--- begin EXCERPTED DATA ---

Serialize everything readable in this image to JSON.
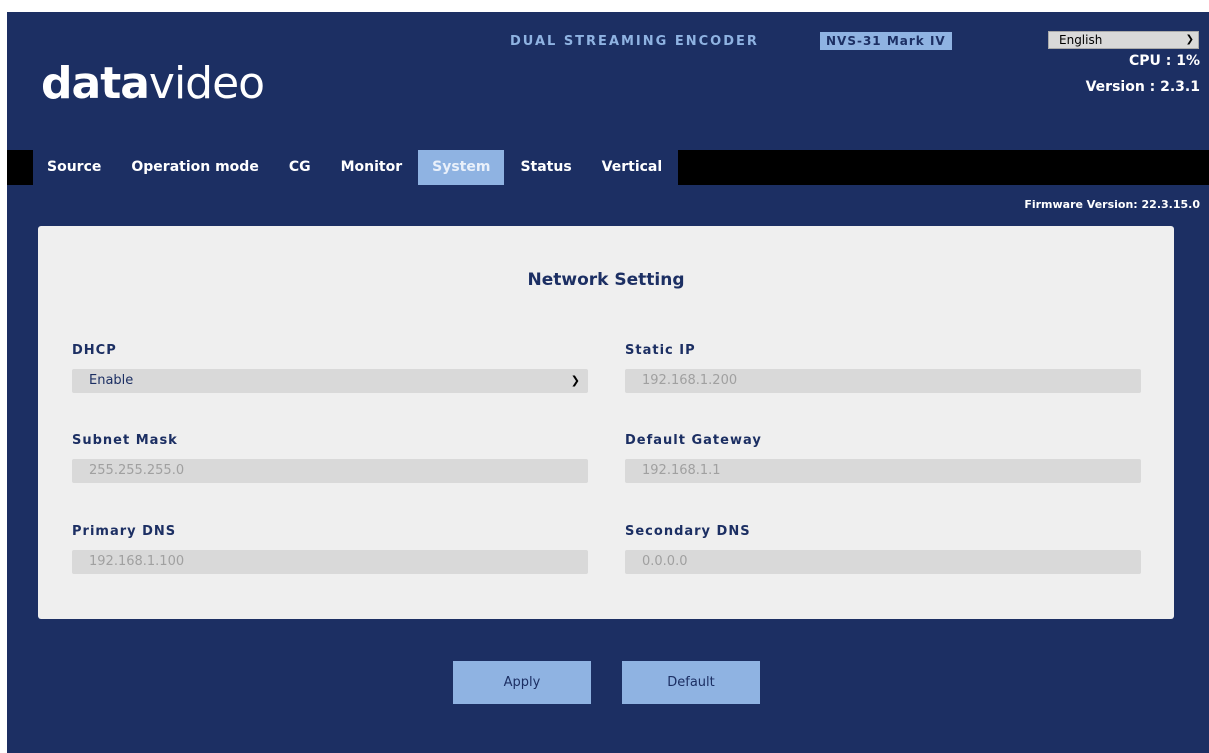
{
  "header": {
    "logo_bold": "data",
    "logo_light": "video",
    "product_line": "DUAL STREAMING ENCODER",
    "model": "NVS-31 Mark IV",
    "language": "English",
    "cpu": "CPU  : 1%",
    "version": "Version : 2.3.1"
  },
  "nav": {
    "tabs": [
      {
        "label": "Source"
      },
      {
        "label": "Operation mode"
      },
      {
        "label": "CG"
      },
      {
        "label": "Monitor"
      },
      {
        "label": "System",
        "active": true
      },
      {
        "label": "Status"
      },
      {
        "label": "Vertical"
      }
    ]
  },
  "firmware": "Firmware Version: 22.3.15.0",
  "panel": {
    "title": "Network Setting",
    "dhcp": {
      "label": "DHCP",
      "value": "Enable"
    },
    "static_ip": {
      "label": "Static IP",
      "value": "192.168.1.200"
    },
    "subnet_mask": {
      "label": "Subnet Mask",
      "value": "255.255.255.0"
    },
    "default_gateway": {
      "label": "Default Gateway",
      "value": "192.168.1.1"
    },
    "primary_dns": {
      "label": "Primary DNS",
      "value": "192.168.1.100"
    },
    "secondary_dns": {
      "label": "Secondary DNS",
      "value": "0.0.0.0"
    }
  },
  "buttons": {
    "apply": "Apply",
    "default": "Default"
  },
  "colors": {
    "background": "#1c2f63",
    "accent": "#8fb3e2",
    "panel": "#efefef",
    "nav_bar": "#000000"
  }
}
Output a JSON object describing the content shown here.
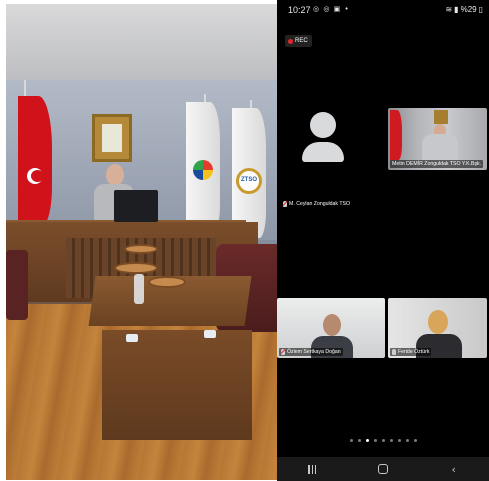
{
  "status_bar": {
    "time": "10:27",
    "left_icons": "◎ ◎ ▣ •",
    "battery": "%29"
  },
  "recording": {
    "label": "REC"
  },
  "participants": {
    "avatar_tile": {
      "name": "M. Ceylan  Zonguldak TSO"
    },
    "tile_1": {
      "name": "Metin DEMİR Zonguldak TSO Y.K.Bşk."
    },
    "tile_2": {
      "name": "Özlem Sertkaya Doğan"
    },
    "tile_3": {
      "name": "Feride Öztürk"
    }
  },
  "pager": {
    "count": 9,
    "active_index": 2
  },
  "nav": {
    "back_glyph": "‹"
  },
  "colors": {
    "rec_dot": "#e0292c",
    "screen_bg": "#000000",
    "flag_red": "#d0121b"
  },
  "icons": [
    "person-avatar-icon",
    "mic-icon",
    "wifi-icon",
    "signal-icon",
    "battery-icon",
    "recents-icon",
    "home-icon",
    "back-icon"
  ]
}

--- end EXCERPTED DATA ---
--- begin EXCERPTED DATA ---

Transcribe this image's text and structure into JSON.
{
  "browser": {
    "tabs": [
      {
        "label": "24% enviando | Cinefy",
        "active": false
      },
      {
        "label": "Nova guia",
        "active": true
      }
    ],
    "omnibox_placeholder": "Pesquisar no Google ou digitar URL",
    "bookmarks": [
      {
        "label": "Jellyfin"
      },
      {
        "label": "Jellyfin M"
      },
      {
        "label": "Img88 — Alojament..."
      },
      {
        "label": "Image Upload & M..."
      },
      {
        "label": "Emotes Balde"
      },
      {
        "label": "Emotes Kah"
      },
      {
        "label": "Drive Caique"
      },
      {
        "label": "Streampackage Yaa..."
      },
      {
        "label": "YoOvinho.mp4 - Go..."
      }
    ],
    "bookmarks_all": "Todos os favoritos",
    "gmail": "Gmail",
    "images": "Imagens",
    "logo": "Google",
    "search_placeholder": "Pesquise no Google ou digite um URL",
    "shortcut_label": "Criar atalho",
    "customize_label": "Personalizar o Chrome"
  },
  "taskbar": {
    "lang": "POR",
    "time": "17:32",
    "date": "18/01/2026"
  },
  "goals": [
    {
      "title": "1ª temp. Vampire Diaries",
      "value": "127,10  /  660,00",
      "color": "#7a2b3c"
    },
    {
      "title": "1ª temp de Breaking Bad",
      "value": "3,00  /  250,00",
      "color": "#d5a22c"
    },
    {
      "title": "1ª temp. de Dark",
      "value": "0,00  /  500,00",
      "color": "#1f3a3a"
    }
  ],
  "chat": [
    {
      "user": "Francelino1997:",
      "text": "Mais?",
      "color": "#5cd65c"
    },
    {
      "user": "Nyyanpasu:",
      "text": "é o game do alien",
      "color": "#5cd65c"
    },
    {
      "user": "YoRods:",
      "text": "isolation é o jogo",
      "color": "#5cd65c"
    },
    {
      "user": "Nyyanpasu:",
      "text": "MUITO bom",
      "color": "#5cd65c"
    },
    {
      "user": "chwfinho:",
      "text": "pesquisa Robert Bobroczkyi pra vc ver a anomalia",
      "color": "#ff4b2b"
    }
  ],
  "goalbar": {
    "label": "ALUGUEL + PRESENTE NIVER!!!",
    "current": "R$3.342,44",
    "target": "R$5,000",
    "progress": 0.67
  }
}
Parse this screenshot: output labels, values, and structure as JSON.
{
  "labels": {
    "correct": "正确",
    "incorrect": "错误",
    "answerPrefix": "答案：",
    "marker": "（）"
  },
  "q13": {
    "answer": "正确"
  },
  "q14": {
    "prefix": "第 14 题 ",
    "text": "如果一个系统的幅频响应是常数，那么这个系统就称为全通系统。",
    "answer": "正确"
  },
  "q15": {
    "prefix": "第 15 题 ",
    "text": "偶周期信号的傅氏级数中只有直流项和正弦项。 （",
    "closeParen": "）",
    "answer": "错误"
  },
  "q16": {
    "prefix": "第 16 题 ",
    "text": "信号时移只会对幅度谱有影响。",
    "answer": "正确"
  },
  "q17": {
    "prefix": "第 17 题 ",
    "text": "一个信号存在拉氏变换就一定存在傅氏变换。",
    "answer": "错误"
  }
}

--- end EXCERPTED DATA ---

§ **EXERCISE**:
Count how many lines of the listing above include "text" and report that number alone.

§ **FULL OUTPUT**:
10